- **Records for the exercise**:
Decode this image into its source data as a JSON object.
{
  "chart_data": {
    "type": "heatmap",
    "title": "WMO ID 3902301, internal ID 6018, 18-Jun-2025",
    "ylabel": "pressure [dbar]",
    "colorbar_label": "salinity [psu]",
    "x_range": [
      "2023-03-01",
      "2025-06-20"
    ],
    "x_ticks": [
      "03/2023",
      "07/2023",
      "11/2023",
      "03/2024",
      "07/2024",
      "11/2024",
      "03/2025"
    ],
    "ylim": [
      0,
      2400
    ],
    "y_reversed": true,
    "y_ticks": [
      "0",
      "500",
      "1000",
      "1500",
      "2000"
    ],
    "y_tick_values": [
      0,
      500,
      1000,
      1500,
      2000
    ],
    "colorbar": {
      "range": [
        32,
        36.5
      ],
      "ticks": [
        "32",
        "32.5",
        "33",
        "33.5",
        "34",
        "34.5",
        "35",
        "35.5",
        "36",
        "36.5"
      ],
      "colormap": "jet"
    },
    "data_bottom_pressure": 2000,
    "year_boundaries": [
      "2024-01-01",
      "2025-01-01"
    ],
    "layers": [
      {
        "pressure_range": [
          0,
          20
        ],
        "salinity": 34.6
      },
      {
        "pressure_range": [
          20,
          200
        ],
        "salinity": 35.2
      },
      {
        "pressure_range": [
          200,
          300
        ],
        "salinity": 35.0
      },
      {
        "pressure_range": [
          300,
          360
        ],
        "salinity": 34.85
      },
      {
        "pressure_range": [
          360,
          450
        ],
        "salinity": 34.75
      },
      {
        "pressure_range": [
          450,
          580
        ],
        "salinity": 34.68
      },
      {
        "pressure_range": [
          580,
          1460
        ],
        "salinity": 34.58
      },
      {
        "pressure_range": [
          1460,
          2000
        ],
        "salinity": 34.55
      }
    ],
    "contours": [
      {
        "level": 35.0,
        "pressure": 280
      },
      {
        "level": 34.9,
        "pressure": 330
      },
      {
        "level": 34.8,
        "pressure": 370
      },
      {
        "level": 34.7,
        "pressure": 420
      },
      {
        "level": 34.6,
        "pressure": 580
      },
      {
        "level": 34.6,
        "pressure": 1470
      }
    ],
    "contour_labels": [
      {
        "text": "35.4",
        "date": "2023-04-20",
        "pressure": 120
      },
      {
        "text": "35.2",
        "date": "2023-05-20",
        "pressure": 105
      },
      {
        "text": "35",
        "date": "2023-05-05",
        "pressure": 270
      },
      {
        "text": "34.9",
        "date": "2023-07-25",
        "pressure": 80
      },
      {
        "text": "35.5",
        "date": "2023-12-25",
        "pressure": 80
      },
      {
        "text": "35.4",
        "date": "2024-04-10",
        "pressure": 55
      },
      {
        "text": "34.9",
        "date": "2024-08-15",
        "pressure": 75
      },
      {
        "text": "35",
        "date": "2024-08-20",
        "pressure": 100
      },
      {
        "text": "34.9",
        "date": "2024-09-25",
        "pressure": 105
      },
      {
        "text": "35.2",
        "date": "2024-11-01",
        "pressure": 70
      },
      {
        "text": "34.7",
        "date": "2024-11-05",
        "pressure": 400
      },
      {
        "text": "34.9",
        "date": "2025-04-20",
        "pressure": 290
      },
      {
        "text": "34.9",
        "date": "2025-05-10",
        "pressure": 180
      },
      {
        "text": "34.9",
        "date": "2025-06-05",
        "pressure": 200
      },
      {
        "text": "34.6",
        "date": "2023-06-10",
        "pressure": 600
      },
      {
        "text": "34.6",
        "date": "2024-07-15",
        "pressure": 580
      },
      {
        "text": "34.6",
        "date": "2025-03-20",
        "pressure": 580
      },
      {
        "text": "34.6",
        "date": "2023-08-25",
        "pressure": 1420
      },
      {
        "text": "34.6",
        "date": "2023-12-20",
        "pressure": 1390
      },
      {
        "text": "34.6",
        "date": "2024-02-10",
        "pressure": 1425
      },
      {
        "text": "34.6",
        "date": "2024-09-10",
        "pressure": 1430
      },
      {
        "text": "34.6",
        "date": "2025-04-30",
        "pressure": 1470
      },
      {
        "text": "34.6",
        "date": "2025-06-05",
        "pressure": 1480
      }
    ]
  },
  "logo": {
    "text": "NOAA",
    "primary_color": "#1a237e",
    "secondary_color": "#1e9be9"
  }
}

- **Exercise directions**: Using the material above, count the lines containing the word "salinity". Reply with the number alone.

- **Result**: 9